▶ _What the task asks_
Find the lines holding "Theisen" and copy them.

▶ _Stored entries_
>> Start

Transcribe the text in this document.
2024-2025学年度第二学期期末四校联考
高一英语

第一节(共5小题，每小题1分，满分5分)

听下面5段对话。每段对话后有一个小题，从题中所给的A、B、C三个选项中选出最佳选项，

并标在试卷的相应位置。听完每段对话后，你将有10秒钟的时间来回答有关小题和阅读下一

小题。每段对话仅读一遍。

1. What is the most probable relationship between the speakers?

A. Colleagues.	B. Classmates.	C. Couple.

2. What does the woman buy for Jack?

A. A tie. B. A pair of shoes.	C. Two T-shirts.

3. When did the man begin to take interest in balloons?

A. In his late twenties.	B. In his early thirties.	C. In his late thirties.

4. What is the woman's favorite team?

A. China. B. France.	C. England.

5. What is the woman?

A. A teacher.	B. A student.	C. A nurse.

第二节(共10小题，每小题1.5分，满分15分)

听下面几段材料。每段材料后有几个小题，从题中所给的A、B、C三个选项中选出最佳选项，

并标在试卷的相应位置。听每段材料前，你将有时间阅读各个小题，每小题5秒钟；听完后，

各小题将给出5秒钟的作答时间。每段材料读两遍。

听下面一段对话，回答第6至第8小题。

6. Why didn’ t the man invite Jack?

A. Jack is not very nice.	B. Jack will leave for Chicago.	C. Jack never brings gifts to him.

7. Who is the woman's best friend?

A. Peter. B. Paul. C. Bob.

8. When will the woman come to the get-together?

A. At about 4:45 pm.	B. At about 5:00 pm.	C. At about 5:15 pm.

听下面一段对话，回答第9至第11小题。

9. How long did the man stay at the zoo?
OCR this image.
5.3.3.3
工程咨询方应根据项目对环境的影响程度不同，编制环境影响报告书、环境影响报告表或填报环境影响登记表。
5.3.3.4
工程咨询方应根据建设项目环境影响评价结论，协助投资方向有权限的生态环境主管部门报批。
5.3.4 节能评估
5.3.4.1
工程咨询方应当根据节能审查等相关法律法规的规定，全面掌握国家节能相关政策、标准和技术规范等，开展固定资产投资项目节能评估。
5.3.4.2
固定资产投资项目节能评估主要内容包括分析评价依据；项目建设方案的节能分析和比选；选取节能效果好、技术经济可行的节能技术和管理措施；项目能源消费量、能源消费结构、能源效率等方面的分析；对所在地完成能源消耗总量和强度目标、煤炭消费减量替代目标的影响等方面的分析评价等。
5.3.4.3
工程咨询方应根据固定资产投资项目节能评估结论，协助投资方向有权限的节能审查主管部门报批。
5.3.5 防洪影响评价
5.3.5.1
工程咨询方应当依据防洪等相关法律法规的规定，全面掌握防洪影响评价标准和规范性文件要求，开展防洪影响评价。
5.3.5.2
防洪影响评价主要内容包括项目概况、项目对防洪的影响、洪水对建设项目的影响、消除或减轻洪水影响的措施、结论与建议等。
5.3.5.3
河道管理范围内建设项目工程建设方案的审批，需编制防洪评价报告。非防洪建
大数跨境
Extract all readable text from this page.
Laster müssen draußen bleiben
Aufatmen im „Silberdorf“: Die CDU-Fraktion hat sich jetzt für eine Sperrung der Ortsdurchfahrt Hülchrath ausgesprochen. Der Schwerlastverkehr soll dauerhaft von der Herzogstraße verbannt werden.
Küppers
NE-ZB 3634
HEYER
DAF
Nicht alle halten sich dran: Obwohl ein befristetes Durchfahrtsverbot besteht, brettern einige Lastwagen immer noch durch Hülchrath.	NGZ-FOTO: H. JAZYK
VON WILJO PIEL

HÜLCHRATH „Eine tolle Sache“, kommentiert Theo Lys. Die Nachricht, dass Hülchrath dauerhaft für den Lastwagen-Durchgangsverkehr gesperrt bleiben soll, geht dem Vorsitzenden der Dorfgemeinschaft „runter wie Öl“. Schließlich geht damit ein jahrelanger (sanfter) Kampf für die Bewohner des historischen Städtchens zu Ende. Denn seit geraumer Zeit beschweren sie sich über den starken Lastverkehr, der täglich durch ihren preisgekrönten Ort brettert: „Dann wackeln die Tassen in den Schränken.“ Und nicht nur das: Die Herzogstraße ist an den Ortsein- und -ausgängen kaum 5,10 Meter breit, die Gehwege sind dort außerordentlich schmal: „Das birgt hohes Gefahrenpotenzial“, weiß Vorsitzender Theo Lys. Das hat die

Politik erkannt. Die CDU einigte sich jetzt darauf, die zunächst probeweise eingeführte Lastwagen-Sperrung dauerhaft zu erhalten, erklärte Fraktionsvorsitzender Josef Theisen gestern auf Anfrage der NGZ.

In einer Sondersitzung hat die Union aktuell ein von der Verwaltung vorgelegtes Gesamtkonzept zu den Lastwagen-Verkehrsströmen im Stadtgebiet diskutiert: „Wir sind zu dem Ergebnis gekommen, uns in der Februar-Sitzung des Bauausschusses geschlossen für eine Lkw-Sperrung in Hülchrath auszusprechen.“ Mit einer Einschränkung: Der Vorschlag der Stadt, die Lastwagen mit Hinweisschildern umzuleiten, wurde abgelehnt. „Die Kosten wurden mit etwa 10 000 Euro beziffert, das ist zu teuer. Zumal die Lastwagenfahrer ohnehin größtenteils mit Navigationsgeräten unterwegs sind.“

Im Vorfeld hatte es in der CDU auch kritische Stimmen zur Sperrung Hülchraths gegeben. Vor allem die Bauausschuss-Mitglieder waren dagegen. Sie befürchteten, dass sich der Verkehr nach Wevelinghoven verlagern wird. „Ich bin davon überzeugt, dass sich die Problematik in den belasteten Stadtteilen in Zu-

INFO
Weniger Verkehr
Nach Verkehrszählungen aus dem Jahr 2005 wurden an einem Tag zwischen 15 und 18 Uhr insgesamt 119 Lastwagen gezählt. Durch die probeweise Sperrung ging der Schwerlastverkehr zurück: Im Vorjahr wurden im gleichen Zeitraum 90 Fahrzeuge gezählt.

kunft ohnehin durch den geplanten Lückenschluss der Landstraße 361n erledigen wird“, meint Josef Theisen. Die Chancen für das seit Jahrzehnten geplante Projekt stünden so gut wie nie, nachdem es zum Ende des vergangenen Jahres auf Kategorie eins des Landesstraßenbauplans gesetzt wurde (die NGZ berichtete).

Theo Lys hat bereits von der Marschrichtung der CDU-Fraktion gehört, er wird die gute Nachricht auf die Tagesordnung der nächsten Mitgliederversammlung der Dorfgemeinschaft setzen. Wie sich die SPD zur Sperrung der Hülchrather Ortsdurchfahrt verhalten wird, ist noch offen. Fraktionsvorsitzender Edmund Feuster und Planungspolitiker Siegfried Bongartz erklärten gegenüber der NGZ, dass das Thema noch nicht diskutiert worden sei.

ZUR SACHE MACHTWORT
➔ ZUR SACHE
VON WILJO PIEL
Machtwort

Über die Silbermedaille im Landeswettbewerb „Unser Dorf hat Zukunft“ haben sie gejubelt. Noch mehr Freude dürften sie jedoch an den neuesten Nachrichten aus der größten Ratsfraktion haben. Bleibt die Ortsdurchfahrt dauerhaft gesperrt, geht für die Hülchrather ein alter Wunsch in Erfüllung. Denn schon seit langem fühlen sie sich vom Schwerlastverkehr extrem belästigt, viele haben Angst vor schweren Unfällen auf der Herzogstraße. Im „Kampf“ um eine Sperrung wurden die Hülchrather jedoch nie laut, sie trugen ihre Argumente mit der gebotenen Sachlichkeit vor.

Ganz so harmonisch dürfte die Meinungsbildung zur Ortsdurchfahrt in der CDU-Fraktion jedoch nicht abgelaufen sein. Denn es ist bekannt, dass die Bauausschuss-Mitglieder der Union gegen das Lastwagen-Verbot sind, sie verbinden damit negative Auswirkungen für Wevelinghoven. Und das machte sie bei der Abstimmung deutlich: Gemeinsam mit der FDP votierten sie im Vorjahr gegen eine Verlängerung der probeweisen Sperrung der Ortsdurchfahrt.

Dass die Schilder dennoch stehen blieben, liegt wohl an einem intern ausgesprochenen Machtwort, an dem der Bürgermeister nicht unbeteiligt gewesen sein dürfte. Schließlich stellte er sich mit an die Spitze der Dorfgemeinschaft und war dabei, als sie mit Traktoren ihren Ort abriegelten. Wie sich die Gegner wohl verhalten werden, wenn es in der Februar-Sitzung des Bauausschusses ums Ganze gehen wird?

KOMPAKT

>> End

▶ _Written response_
Politik erkannt. Die CDU einigte sich jetzt darauf, die zunächst probeweise eingeführte Lastwagen-Sperrung dauerhaft zu erhalten, erklärte Fraktionsvorsitzender Josef Theisen gestern auf Anfrage der NGZ.
kunft ohnehin durch den geplanten Lückenschluss der Landstraße 361n erledigen wird“, meint Josef Theisen. Die Chancen für das seit Jahrzehnten geplante Projekt stünden so gut wie nie, nachdem es zum Ende des vergangenen Jahres auf Kategorie eins des Landesstraßenbauplans gesetzt wurde (die NGZ berichtete).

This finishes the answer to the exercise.